__WRITTEN REQUEST__. Set down, in full, every record in the block.

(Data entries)
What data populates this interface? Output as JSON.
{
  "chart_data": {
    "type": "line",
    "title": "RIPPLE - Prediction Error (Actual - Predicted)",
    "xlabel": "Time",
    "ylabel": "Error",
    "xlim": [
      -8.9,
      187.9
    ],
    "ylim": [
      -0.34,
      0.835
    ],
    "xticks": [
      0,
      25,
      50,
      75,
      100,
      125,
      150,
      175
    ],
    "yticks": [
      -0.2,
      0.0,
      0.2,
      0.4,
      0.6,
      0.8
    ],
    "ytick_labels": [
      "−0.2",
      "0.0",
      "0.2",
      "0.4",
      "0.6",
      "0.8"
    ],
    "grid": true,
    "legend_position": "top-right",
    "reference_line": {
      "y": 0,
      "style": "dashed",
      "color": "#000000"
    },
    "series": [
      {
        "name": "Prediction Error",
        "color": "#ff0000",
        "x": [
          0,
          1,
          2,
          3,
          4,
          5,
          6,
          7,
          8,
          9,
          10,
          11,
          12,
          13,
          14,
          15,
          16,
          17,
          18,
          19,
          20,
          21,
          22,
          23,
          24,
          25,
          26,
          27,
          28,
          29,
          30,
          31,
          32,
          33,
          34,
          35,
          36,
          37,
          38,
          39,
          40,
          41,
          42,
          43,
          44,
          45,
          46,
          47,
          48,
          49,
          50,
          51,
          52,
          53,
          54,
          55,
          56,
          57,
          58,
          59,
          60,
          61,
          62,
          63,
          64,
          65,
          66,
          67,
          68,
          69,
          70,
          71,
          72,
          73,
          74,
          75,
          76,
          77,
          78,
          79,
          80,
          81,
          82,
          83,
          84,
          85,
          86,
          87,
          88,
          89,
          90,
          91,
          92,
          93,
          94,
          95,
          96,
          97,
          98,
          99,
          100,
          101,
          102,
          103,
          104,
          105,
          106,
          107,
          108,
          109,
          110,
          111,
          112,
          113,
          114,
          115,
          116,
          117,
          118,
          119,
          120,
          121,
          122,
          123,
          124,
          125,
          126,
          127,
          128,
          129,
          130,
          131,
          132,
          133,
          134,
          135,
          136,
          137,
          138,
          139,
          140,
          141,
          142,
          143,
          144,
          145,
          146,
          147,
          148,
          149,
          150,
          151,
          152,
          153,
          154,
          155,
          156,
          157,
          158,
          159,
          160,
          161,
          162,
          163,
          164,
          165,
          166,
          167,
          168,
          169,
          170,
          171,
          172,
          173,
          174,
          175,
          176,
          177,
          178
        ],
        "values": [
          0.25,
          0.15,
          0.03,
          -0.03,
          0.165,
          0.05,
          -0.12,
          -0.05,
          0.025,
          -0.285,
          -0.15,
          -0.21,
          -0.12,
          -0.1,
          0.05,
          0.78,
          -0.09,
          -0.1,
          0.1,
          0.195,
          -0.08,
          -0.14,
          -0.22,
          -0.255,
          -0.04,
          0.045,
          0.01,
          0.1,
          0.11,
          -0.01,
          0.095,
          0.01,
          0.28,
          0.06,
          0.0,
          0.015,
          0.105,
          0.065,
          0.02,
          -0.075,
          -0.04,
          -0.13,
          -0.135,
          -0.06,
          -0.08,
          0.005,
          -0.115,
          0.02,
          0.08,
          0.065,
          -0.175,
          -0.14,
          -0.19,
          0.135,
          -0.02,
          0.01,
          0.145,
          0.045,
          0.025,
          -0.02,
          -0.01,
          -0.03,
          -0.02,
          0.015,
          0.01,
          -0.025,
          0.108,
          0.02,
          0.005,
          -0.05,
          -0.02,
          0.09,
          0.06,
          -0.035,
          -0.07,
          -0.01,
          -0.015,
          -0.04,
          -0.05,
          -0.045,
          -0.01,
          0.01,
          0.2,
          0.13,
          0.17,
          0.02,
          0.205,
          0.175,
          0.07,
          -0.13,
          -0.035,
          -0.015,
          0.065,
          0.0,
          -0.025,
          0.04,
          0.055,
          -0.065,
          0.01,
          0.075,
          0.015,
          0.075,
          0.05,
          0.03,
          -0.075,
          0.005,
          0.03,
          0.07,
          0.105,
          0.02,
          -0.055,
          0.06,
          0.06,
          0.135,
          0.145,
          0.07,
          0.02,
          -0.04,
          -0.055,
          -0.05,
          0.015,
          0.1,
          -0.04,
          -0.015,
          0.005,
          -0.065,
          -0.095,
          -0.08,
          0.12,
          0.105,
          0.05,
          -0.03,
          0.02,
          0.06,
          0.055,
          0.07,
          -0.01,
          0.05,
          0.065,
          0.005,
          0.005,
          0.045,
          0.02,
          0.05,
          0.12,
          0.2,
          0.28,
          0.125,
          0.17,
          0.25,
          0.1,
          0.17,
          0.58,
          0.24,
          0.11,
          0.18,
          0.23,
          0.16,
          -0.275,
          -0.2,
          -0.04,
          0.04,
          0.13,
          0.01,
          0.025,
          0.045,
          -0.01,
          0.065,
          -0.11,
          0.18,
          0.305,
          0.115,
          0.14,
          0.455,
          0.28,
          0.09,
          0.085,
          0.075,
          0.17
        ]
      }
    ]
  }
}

__COMPLETED EXERCISE__.
What data populates this interface? Output as JSON.
{
  "chart_data": {
    "type": "line",
    "title": "RIPPLE - Prediction Error (Actual - Predicted)",
    "xlabel": "Time",
    "ylabel": "Error",
    "xlim": [
      -8.9,
      187.9
    ],
    "ylim": [
      -0.34,
      0.835
    ],
    "xticks": [
      0,
      25,
      50,
      75,
      100,
      125,
      150,
      175
    ],
    "yticks": [
      -0.2,
      0.0,
      0.2,
      0.4,
      0.6,
      0.8
    ],
    "ytick_labels": [
      "−0.2",
      "0.0",
      "0.2",
      "0.4",
      "0.6",
      "0.8"
    ],
    "grid": true,
    "legend_position": "top-right",
    "reference_line": {
      "y": 0,
      "style": "dashed",
      "color": "#000000"
    },
    "series": [
      {
        "name": "Prediction Error",
        "color": "#ff0000",
        "x": [
          0,
          1,
          2,
          3,
          4,
          5,
          6,
          7,
          8,
          9,
          10,
          11,
          12,
          13,
          14,
          15,
          16,
          17,
          18,
          19,
          20,
          21,
          22,
          23,
          24,
          25,
          26,
          27,
          28,
          29,
          30,
          31,
          32,
          33,
          34,
          35,
          36,
          37,
          38,
          39,
          40,
          41,
          42,
          43,
          44,
          45,
          46,
          47,
          48,
          49,
          50,
          51,
          52,
          53,
          54,
          55,
          56,
          57,
          58,
          59,
          60,
          61,
          62,
          63,
          64,
          65,
          66,
          67,
          68,
          69,
          70,
          71,
          72,
          73,
          74,
          75,
          76,
          77,
          78,
          79,
          80,
          81,
          82,
          83,
          84,
          85,
          86,
          87,
          88,
          89,
          90,
          91,
          92,
          93,
          94,
          95,
          96,
          97,
          98,
          99,
          100,
          101,
          102,
          103,
          104,
          105,
          106,
          107,
          108,
          109,
          110,
          111,
          112,
          113,
          114,
          115,
          116,
          117,
          118,
          119,
          120,
          121,
          122,
          123,
          124,
          125,
          126,
          127,
          128,
          129,
          130,
          131,
          132,
          133,
          134,
          135,
          136,
          137,
          138,
          139,
          140,
          141,
          142,
          143,
          144,
          145,
          146,
          147,
          148,
          149,
          150,
          151,
          152,
          153,
          154,
          155,
          156,
          157,
          158,
          159,
          160,
          161,
          162,
          163,
          164,
          165,
          166,
          167,
          168,
          169,
          170,
          171,
          172,
          173,
          174,
          175,
          176,
          177,
          178
        ],
        "values": [
          0.25,
          0.15,
          0.03,
          -0.03,
          0.165,
          0.05,
          -0.12,
          -0.05,
          0.025,
          -0.285,
          -0.15,
          -0.21,
          -0.12,
          -0.1,
          0.05,
          0.78,
          -0.09,
          -0.1,
          0.1,
          0.195,
          -0.08,
          -0.14,
          -0.22,
          -0.255,
          -0.04,
          0.045,
          0.01,
          0.1,
          0.11,
          -0.01,
          0.095,
          0.01,
          0.28,
          0.06,
          0.0,
          0.015,
          0.105,
          0.065,
          0.02,
          -0.075,
          -0.04,
          -0.13,
          -0.135,
          -0.06,
          -0.08,
          0.005,
          -0.115,
          0.02,
          0.08,
          0.065,
          -0.175,
          -0.14,
          -0.19,
          0.135,
          -0.02,
          0.01,
          0.145,
          0.045,
          0.025,
          -0.02,
          -0.01,
          -0.03,
          -0.02,
          0.015,
          0.01,
          -0.025,
          0.108,
          0.02,
          0.005,
          -0.05,
          -0.02,
          0.09,
          0.06,
          -0.035,
          -0.07,
          -0.01,
          -0.015,
          -0.04,
          -0.05,
          -0.045,
          -0.01,
          0.01,
          0.2,
          0.13,
          0.17,
          0.02,
          0.205,
          0.175,
          0.07,
          -0.13,
          -0.035,
          -0.015,
          0.065,
          0.0,
          -0.025,
          0.04,
          0.055,
          -0.065,
          0.01,
          0.075,
          0.015,
          0.075,
          0.05,
          0.03,
          -0.075,
          0.005,
          0.03,
          0.07,
          0.105,
          0.02,
          -0.055,
          0.06,
          0.06,
          0.135,
          0.145,
          0.07,
          0.02,
          -0.04,
          -0.055,
          -0.05,
          0.015,
          0.1,
          -0.04,
          -0.015,
          0.005,
          -0.065,
          -0.095,
          -0.08,
          0.12,
          0.105,
          0.05,
          -0.03,
          0.02,
          0.06,
          0.055,
          0.07,
          -0.01,
          0.05,
          0.065,
          0.005,
          0.005,
          0.045,
          0.02,
          0.05,
          0.12,
          0.2,
          0.28,
          0.125,
          0.17,
          0.25,
          0.1,
          0.17,
          0.58,
          0.24,
          0.11,
          0.18,
          0.23,
          0.16,
          -0.275,
          -0.2,
          -0.04,
          0.04,
          0.13,
          0.01,
          0.025,
          0.045,
          -0.01,
          0.065,
          -0.11,
          0.18,
          0.305,
          0.115,
          0.14,
          0.455,
          0.28,
          0.09,
          0.085,
          0.075,
          0.17
        ]
      }
    ]
  }
}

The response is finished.